===== RECORDS FOR THE TASK =====

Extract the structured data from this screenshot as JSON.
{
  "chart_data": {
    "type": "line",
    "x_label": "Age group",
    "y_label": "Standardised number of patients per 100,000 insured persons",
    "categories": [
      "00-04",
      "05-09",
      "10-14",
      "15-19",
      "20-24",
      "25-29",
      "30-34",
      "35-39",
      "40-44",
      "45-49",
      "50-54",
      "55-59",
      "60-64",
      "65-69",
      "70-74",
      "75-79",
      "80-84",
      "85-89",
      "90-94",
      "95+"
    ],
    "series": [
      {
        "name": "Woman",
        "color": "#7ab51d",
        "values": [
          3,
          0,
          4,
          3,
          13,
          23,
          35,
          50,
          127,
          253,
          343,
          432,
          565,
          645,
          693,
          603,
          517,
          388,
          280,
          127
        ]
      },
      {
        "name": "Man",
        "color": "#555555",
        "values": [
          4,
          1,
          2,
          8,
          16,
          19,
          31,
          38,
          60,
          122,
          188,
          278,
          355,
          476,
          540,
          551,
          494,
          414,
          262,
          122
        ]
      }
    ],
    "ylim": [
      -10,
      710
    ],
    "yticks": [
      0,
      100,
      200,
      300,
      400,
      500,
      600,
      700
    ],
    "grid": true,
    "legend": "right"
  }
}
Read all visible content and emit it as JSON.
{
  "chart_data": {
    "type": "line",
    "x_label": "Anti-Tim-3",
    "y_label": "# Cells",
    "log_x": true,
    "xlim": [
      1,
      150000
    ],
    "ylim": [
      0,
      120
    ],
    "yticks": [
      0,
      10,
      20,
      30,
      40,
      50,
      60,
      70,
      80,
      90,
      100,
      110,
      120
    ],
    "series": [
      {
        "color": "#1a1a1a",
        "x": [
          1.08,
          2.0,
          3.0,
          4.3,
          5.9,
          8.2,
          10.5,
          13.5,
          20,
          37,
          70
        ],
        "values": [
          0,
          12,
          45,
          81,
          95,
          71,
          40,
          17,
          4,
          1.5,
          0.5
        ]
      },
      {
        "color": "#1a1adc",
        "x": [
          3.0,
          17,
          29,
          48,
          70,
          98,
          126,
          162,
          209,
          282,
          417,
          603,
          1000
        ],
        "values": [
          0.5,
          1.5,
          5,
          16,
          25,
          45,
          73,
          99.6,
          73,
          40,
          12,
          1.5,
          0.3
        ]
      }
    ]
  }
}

=====

:: YOUR ASSIGNMENT ::
Return each line of the data exactly as written above.

:: RESPONSE TO THIS TASK ::
Extract the structured data from this screenshot as JSON.
{
  "chart_data": {
    "type": "line",
    "x_label": "Age group",
    "y_label": "Standardised number of patients per 100,000 insured persons",
    "categories": [
      "00-04",
      "05-09",
      "10-14",
      "15-19",
      "20-24",
      "25-29",
      "30-34",
      "35-39",
      "40-44",
      "45-49",
      "50-54",
      "55-59",
      "60-64",
      "65-69",
      "70-74",
      "75-79",
      "80-84",
      "85-89",
      "90-94",
      "95+"
    ],
    "series": [
      {
        "name": "Woman",
        "color": "#7ab51d",
        "values": [
          3,
          0,
          4,
          3,
          13,
          23,
          35,
          50,
          127,
          253,
          343,
          432,
          565,
          645,
          693,
          603,
          517,
          388,
          280,
          127
        ]
      },
      {
        "name": "Man",
        "color": "#555555",
        "values": [
          4,
          1,
          2,
          8,
          16,
          19,
          31,
          38,
          60,
          122,
          188,
          278,
          355,
          476,
          540,
          551,
          494,
          414,
          262,
          122
        ]
      }
    ],
    "ylim": [
      -10,
      710
    ],
    "yticks": [
      0,
      100,
      200,
      300,
      400,
      500,
      600,
      700
    ],
    "grid": true,
    "legend": "right"
  }
}
Read all visible content and emit it as JSON.
{
  "chart_data": {
    "type": "line",
    "x_label": "Anti-Tim-3",
    "y_label": "# Cells",
    "log_x": true,
    "xlim": [
      1,
      150000
    ],
    "ylim": [
      0,
      120
    ],
    "yticks": [
      0,
      10,
      20,
      30,
      40,
      50,
      60,
      70,
      80,
      90,
      100,
      110,
      120
    ],
    "series": [
      {
        "color": "#1a1a1a",
        "x": [
          1.08,
          2.0,
          3.0,
          4.3,
          5.9,
          8.2,
          10.5,
          13.5,
          20,
          37,
          70
        ],
        "values": [
          0,
          12,
          45,
          81,
          95,
          71,
          40,
          17,
          4,
          1.5,
          0.5
        ]
      },
      {
        "color": "#1a1adc",
        "x": [
          3.0,
          17,
          29,
          48,
          70,
          98,
          126,
          162,
          209,
          282,
          417,
          603,
          1000
        ],
        "values": [
          0.5,
          1.5,
          5,
          16,
          25,
          45,
          73,
          99.6,
          73,
          40,
          12,
          1.5,
          0.3
        ]
      }
    ]
  }
}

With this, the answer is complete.